[Dataset excerpt]
________________________________________

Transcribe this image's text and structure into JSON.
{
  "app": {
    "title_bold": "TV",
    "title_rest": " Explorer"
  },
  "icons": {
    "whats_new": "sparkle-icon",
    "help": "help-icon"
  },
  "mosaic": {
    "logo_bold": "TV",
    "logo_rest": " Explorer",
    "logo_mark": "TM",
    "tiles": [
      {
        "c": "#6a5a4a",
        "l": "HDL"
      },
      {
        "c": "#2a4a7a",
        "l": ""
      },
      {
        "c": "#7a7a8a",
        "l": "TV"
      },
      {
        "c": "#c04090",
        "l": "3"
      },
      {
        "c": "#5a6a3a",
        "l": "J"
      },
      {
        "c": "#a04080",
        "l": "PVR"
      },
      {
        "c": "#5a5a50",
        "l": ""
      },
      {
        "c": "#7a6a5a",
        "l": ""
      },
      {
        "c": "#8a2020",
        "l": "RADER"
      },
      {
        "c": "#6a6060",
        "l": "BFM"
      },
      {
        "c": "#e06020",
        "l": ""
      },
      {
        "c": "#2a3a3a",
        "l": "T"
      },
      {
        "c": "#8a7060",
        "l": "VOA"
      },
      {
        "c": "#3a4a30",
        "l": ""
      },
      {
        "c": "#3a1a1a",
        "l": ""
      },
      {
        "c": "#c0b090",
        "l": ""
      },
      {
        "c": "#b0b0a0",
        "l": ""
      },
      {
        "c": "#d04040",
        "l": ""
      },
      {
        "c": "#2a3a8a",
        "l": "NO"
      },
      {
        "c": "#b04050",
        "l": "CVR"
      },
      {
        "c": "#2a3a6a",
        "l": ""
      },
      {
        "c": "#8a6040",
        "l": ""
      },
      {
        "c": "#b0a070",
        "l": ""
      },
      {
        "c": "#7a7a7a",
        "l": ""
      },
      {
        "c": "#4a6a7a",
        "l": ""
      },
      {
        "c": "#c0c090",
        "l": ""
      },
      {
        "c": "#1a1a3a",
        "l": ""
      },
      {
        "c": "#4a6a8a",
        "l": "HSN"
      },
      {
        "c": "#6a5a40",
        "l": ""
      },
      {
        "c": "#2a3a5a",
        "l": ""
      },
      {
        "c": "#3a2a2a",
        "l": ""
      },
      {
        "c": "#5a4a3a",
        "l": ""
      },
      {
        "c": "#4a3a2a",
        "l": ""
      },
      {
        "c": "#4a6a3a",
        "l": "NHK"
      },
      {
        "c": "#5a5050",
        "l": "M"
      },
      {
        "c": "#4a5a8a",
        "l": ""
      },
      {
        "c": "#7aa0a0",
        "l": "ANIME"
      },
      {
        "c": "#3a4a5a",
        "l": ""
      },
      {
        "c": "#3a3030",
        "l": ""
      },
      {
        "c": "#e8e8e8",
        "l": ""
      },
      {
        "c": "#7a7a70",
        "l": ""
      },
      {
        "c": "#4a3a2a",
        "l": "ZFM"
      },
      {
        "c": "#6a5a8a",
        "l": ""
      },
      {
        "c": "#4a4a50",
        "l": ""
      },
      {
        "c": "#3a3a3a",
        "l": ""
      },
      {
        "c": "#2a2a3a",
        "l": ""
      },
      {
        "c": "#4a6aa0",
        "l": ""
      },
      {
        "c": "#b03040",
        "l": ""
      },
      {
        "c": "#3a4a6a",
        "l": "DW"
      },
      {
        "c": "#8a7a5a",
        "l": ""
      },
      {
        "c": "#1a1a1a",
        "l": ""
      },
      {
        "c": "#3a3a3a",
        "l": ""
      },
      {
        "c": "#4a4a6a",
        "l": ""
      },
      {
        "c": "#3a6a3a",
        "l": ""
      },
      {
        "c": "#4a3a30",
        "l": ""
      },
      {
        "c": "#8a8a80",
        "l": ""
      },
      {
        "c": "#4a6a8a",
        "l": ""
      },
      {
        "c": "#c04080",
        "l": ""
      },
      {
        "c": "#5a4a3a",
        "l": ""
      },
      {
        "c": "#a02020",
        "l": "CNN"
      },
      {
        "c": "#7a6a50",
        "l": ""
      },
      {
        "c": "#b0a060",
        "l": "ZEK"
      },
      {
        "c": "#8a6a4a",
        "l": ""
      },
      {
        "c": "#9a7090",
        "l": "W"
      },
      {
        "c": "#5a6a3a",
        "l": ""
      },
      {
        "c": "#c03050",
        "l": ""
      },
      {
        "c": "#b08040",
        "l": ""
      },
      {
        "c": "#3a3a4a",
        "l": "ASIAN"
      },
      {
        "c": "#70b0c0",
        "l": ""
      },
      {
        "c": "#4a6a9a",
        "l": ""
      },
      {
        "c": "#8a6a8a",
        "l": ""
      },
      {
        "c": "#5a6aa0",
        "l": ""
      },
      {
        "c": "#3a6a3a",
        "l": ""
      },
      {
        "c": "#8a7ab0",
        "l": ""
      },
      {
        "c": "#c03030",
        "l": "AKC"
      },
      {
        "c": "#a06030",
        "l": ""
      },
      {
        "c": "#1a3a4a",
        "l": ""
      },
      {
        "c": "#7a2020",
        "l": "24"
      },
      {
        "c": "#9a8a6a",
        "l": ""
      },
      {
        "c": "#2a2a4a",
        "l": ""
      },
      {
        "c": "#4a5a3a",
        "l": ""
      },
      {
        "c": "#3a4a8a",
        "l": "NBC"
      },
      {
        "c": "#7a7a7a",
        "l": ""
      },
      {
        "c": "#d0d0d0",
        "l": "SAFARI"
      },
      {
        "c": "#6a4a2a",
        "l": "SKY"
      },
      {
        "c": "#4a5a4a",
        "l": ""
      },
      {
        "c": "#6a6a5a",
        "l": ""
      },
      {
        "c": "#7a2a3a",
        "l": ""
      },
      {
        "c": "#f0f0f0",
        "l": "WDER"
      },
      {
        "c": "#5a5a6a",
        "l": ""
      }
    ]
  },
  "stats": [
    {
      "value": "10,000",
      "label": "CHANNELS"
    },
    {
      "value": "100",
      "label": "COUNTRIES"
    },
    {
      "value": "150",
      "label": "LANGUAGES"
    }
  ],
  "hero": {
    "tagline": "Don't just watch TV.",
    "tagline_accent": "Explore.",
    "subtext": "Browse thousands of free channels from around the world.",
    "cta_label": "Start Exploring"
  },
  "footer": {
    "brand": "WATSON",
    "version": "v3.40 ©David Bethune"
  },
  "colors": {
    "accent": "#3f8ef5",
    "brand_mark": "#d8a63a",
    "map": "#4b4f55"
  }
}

________________________________________

WHAT IS EXPECTED:
Set all of the records down again, exactly as they stand.

WRITTEN SOLUTION:
Transcribe this image's text and structure into JSON.
{
  "app": {
    "title_bold": "TV",
    "title_rest": " Explorer"
  },
  "icons": {
    "whats_new": "sparkle-icon",
    "help": "help-icon"
  },
  "mosaic": {
    "logo_bold": "TV",
    "logo_rest": " Explorer",
    "logo_mark": "TM",
    "tiles": [
      {
        "c": "#6a5a4a",
        "l": "HDL"
      },
      {
        "c": "#2a4a7a",
        "l": ""
      },
      {
        "c": "#7a7a8a",
        "l": "TV"
      },
      {
        "c": "#c04090",
        "l": "3"
      },
      {
        "c": "#5a6a3a",
        "l": "J"
      },
      {
        "c": "#a04080",
        "l": "PVR"
      },
      {
        "c": "#5a5a50",
        "l": ""
      },
      {
        "c": "#7a6a5a",
        "l": ""
      },
      {
        "c": "#8a2020",
        "l": "RADER"
      },
      {
        "c": "#6a6060",
        "l": "BFM"
      },
      {
        "c": "#e06020",
        "l": ""
      },
      {
        "c": "#2a3a3a",
        "l": "T"
      },
      {
        "c": "#8a7060",
        "l": "VOA"
      },
      {
        "c": "#3a4a30",
        "l": ""
      },
      {
        "c": "#3a1a1a",
        "l": ""
      },
      {
        "c": "#c0b090",
        "l": ""
      },
      {
        "c": "#b0b0a0",
        "l": ""
      },
      {
        "c": "#d04040",
        "l": ""
      },
      {
        "c": "#2a3a8a",
        "l": "NO"
      },
      {
        "c": "#b04050",
        "l": "CVR"
      },
      {
        "c": "#2a3a6a",
        "l": ""
      },
      {
        "c": "#8a6040",
        "l": ""
      },
      {
        "c": "#b0a070",
        "l": ""
      },
      {
        "c": "#7a7a7a",
        "l": ""
      },
      {
        "c": "#4a6a7a",
        "l": ""
      },
      {
        "c": "#c0c090",
        "l": ""
      },
      {
        "c": "#1a1a3a",
        "l": ""
      },
      {
        "c": "#4a6a8a",
        "l": "HSN"
      },
      {
        "c": "#6a5a40",
        "l": ""
      },
      {
        "c": "#2a3a5a",
        "l": ""
      },
      {
        "c": "#3a2a2a",
        "l": ""
      },
      {
        "c": "#5a4a3a",
        "l": ""
      },
      {
        "c": "#4a3a2a",
        "l": ""
      },
      {
        "c": "#4a6a3a",
        "l": "NHK"
      },
      {
        "c": "#5a5050",
        "l": "M"
      },
      {
        "c": "#4a5a8a",
        "l": ""
      },
      {
        "c": "#7aa0a0",
        "l": "ANIME"
      },
      {
        "c": "#3a4a5a",
        "l": ""
      },
      {
        "c": "#3a3030",
        "l": ""
      },
      {
        "c": "#e8e8e8",
        "l": ""
      },
      {
        "c": "#7a7a70",
        "l": ""
      },
      {
        "c": "#4a3a2a",
        "l": "ZFM"
      },
      {
        "c": "#6a5a8a",
        "l": ""
      },
      {
        "c": "#4a4a50",
        "l": ""
      },
      {
        "c": "#3a3a3a",
        "l": ""
      },
      {
        "c": "#2a2a3a",
        "l": ""
      },
      {
        "c": "#4a6aa0",
        "l": ""
      },
      {
        "c": "#b03040",
        "l": ""
      },
      {
        "c": "#3a4a6a",
        "l": "DW"
      },
      {
        "c": "#8a7a5a",
        "l": ""
      },
      {
        "c": "#1a1a1a",
        "l": ""
      },
      {
        "c": "#3a3a3a",
        "l": ""
      },
      {
        "c": "#4a4a6a",
        "l": ""
      },
      {
        "c": "#3a6a3a",
        "l": ""
      },
      {
        "c": "#4a3a30",
        "l": ""
      },
      {
        "c": "#8a8a80",
        "l": ""
      },
      {
        "c": "#4a6a8a",
        "l": ""
      },
      {
        "c": "#c04080",
        "l": ""
      },
      {
        "c": "#5a4a3a",
        "l": ""
      },
      {
        "c": "#a02020",
        "l": "CNN"
      },
      {
        "c": "#7a6a50",
        "l": ""
      },
      {
        "c": "#b0a060",
        "l": "ZEK"
      },
      {
        "c": "#8a6a4a",
        "l": ""
      },
      {
        "c": "#9a7090",
        "l": "W"
      },
      {
        "c": "#5a6a3a",
        "l": ""
      },
      {
        "c": "#c03050",
        "l": ""
      },
      {
        "c": "#b08040",
        "l": ""
      },
      {
        "c": "#3a3a4a",
        "l": "ASIAN"
      },
      {
        "c": "#70b0c0",
        "l": ""
      },
      {
        "c": "#4a6a9a",
        "l": ""
      },
      {
        "c": "#8a6a8a",
        "l": ""
      },
      {
        "c": "#5a6aa0",
        "l": ""
      },
      {
        "c": "#3a6a3a",
        "l": ""
      },
      {
        "c": "#8a7ab0",
        "l": ""
      },
      {
        "c": "#c03030",
        "l": "AKC"
      },
      {
        "c": "#a06030",
        "l": ""
      },
      {
        "c": "#1a3a4a",
        "l": ""
      },
      {
        "c": "#7a2020",
        "l": "24"
      },
      {
        "c": "#9a8a6a",
        "l": ""
      },
      {
        "c": "#2a2a4a",
        "l": ""
      },
      {
        "c": "#4a5a3a",
        "l": ""
      },
      {
        "c": "#3a4a8a",
        "l": "NBC"
      },
      {
        "c": "#7a7a7a",
        "l": ""
      },
      {
        "c": "#d0d0d0",
        "l": "SAFARI"
      },
      {
        "c": "#6a4a2a",
        "l": "SKY"
      },
      {
        "c": "#4a5a4a",
        "l": ""
      },
      {
        "c": "#6a6a5a",
        "l": ""
      },
      {
        "c": "#7a2a3a",
        "l": ""
      },
      {
        "c": "#f0f0f0",
        "l": "WDER"
      },
      {
        "c": "#5a5a6a",
        "l": ""
      }
    ]
  },
  "stats": [
    {
      "value": "10,000",
      "label": "CHANNELS"
    },
    {
      "value": "100",
      "label": "COUNTRIES"
    },
    {
      "value": "150",
      "label": "LANGUAGES"
    }
  ],
  "hero": {
    "tagline": "Don't just watch TV.",
    "tagline_accent": "Explore.",
    "subtext": "Browse thousands of free channels from around the world.",
    "cta_label": "Start Exploring"
  },
  "footer": {
    "brand": "WATSON",
    "version": "v3.40 ©David Bethune"
  },
  "colors": {
    "accent": "#3f8ef5",
    "brand_mark": "#d8a63a",
    "map": "#4b4f55"
  }
}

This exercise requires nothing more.